Please extract every line of the listing below verbatim, leaving the picture out of your answer.

[Dataset excerpt]
════════

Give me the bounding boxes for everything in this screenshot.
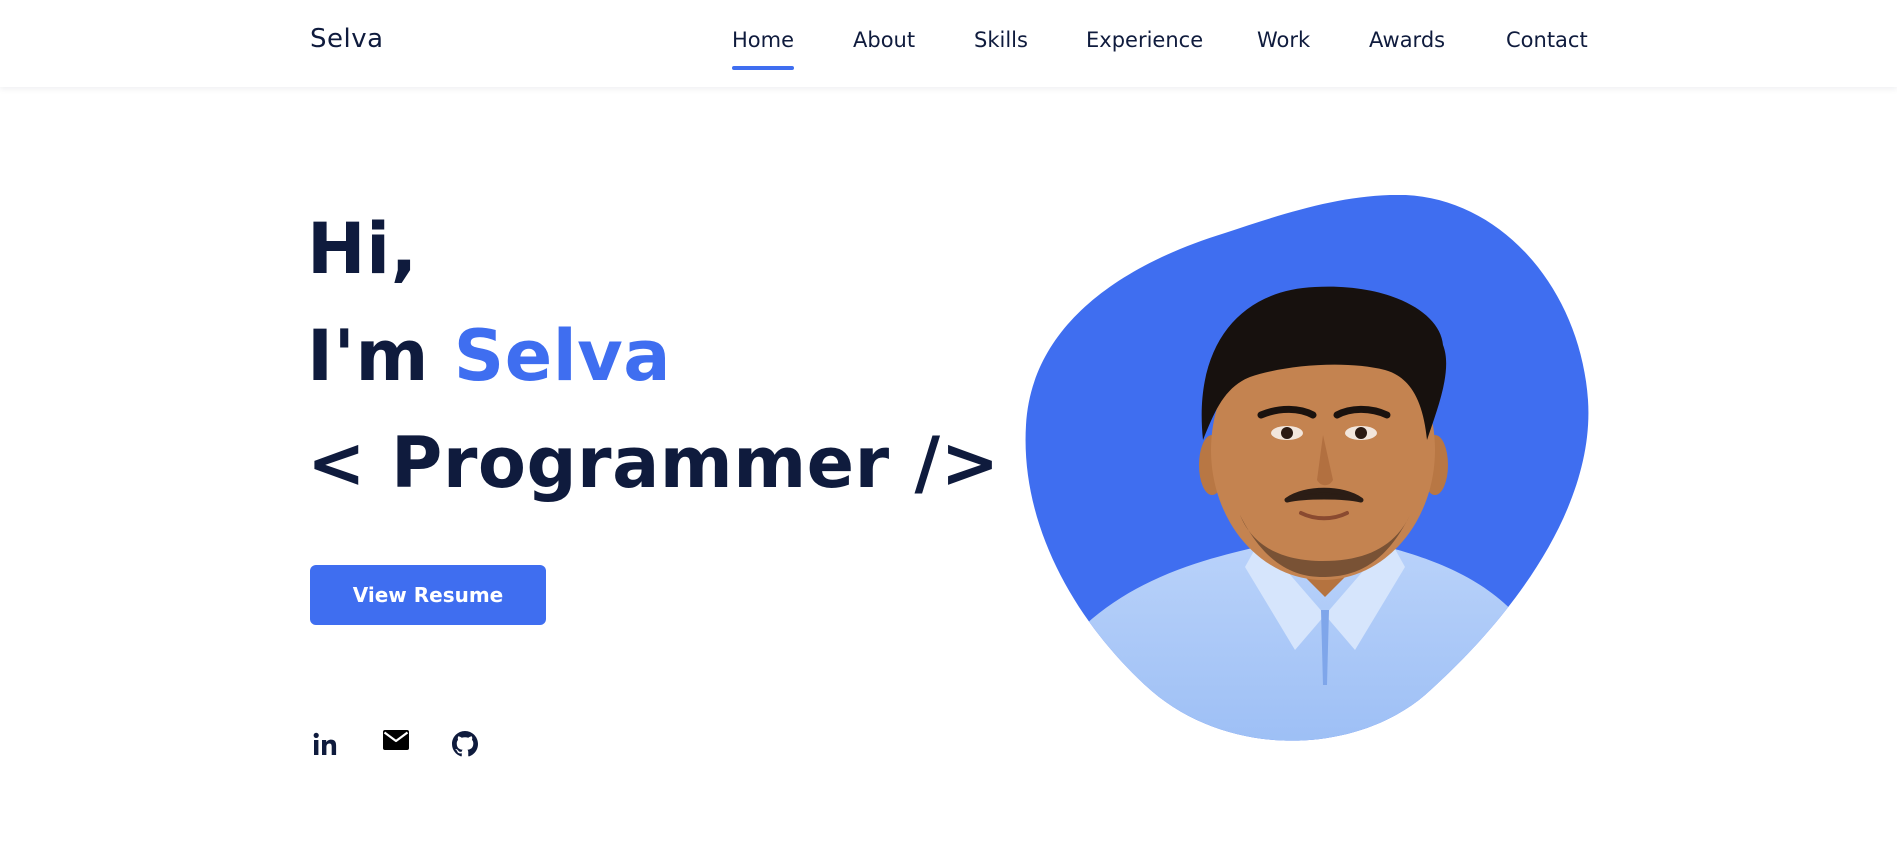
hero-name: Selva bbox=[453, 315, 672, 397]
nav-about[interactable]: About bbox=[853, 28, 915, 52]
profile-photo-blob bbox=[1025, 195, 1589, 741]
hero-intro: I'm Selva bbox=[307, 315, 671, 397]
linkedin-link[interactable] bbox=[310, 726, 340, 762]
linkedin-icon bbox=[313, 732, 337, 755]
email-link[interactable] bbox=[380, 726, 412, 762]
profile-photo bbox=[1025, 195, 1590, 745]
main-nav: Home About Skills Experience Work Awards… bbox=[0, 28, 1897, 78]
github-icon bbox=[452, 731, 478, 757]
view-resume-button[interactable]: View Resume bbox=[310, 565, 546, 625]
nav-awards[interactable]: Awards bbox=[1369, 28, 1445, 52]
nav-skills[interactable]: Skills bbox=[974, 28, 1028, 52]
github-link[interactable] bbox=[450, 726, 480, 762]
nav-work[interactable]: Work bbox=[1257, 28, 1310, 52]
hero-intro-prefix: I'm bbox=[307, 315, 429, 397]
nav-contact[interactable]: Contact bbox=[1506, 28, 1588, 52]
hero-role: < Programmer /> bbox=[307, 422, 1000, 504]
top-navbar: Selva Home About Skills Experience Work … bbox=[0, 0, 1897, 87]
nav-home[interactable]: Home bbox=[732, 28, 795, 70]
nav-experience[interactable]: Experience bbox=[1086, 28, 1203, 52]
mail-icon bbox=[383, 730, 409, 750]
hero-greeting: Hi, bbox=[307, 208, 418, 290]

════════

• Final answer:
Give me the bounding boxes for everything in this screenshot.
hero-name: Selva bbox=[453, 315, 672, 397]
nav-about[interactable]: About bbox=[853, 28, 915, 52]
profile-photo-blob bbox=[1025, 195, 1589, 741]
hero-intro: I'm Selva bbox=[307, 315, 671, 397]
linkedin-link[interactable] bbox=[310, 726, 340, 762]
linkedin-icon bbox=[313, 732, 337, 755]
email-link[interactable] bbox=[380, 726, 412, 762]
profile-photo bbox=[1025, 195, 1590, 745]
main-nav: Home About Skills Experience Work Awards… bbox=[0, 28, 1897, 78]
github-icon bbox=[452, 731, 478, 757]
view-resume-button[interactable]: View Resume bbox=[310, 565, 546, 625]
nav-awards[interactable]: Awards bbox=[1369, 28, 1445, 52]
nav-skills[interactable]: Skills bbox=[974, 28, 1028, 52]
github-link[interactable] bbox=[450, 726, 480, 762]
nav-work[interactable]: Work bbox=[1257, 28, 1310, 52]
hero-intro-prefix: I'm bbox=[307, 315, 429, 397]
nav-contact[interactable]: Contact bbox=[1506, 28, 1588, 52]
hero-role: < Programmer /> bbox=[307, 422, 1000, 504]
top-navbar: Selva Home About Skills Experience Work … bbox=[0, 0, 1897, 87]
nav-home[interactable]: Home bbox=[732, 28, 795, 70]
nav-experience[interactable]: Experience bbox=[1086, 28, 1203, 52]
mail-icon bbox=[383, 730, 409, 750]
hero-greeting: Hi, bbox=[307, 208, 418, 290]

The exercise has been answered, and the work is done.